Figure content listings

===============

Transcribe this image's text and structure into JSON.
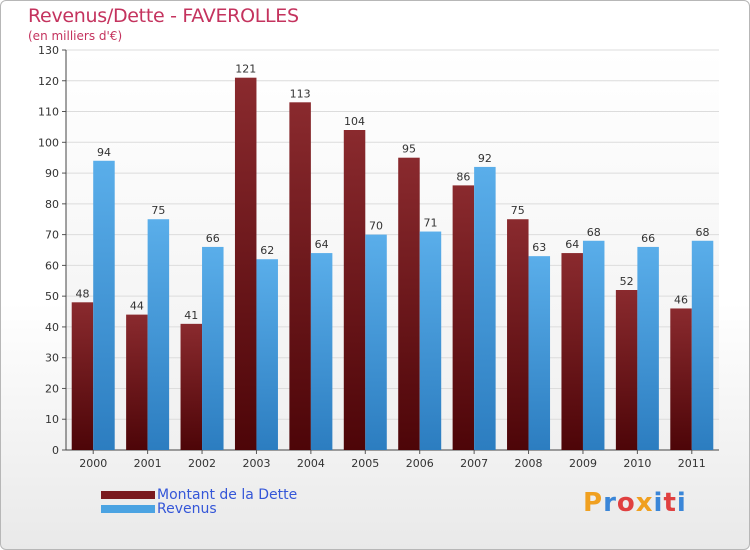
{
  "header": {
    "title": "Revenus/Dette - FAVEROLLES",
    "subtitle": "(en milliers d'€)"
  },
  "legend": {
    "items": [
      {
        "label": "Montant de la Dette",
        "color": "#7a1a1f"
      },
      {
        "label": "Revenus",
        "color": "#4ba3e2"
      }
    ]
  },
  "logo": {
    "text": "Proxiti",
    "letter_colors": [
      "#f0a020",
      "#3a86d8",
      "#e04040",
      "#f0a020",
      "#3a86d8",
      "#e04040",
      "#3a86d8"
    ]
  },
  "colors": {
    "dette_top": "#8a2a2e",
    "dette_bottom": "#4d0508",
    "revenus_top": "#5aaeea",
    "revenus_bottom": "#2c7dc0",
    "title": "#c4335e",
    "legend_text": "#3456d8"
  },
  "chart_data": {
    "type": "bar",
    "title": "Revenus/Dette - FAVEROLLES",
    "subtitle": "(en milliers d'€)",
    "categories": [
      "2000",
      "2001",
      "2002",
      "2003",
      "2004",
      "2005",
      "2006",
      "2007",
      "2008",
      "2009",
      "2010",
      "2011"
    ],
    "series": [
      {
        "name": "Montant de la Dette",
        "values": [
          48,
          44,
          41,
          121,
          113,
          104,
          95,
          86,
          75,
          64,
          52,
          46
        ]
      },
      {
        "name": "Revenus",
        "values": [
          94,
          75,
          66,
          62,
          64,
          70,
          71,
          92,
          63,
          68,
          66,
          68
        ]
      }
    ],
    "ylim": [
      0,
      130
    ],
    "yticks": [
      0,
      10,
      20,
      30,
      40,
      50,
      60,
      70,
      80,
      90,
      100,
      110,
      120,
      130
    ],
    "grid": true,
    "legend_position": "bottom-left",
    "xlabel": "",
    "ylabel": ""
  }
}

===============

> **Set task**:
Exclude all images and restate the records above word for word.

> **The completed task**:
Transcribe this image's text and structure into JSON.
{
  "header": {
    "title": "Revenus/Dette - FAVEROLLES",
    "subtitle": "(en milliers d'€)"
  },
  "legend": {
    "items": [
      {
        "label": "Montant de la Dette",
        "color": "#7a1a1f"
      },
      {
        "label": "Revenus",
        "color": "#4ba3e2"
      }
    ]
  },
  "logo": {
    "text": "Proxiti",
    "letter_colors": [
      "#f0a020",
      "#3a86d8",
      "#e04040",
      "#f0a020",
      "#3a86d8",
      "#e04040",
      "#3a86d8"
    ]
  },
  "colors": {
    "dette_top": "#8a2a2e",
    "dette_bottom": "#4d0508",
    "revenus_top": "#5aaeea",
    "revenus_bottom": "#2c7dc0",
    "title": "#c4335e",
    "legend_text": "#3456d8"
  },
  "chart_data": {
    "type": "bar",
    "title": "Revenus/Dette - FAVEROLLES",
    "subtitle": "(en milliers d'€)",
    "categories": [
      "2000",
      "2001",
      "2002",
      "2003",
      "2004",
      "2005",
      "2006",
      "2007",
      "2008",
      "2009",
      "2010",
      "2011"
    ],
    "series": [
      {
        "name": "Montant de la Dette",
        "values": [
          48,
          44,
          41,
          121,
          113,
          104,
          95,
          86,
          75,
          64,
          52,
          46
        ]
      },
      {
        "name": "Revenus",
        "values": [
          94,
          75,
          66,
          62,
          64,
          70,
          71,
          92,
          63,
          68,
          66,
          68
        ]
      }
    ],
    "ylim": [
      0,
      130
    ],
    "yticks": [
      0,
      10,
      20,
      30,
      40,
      50,
      60,
      70,
      80,
      90,
      100,
      110,
      120,
      130
    ],
    "grid": true,
    "legend_position": "bottom-left",
    "xlabel": "",
    "ylabel": ""
  }
}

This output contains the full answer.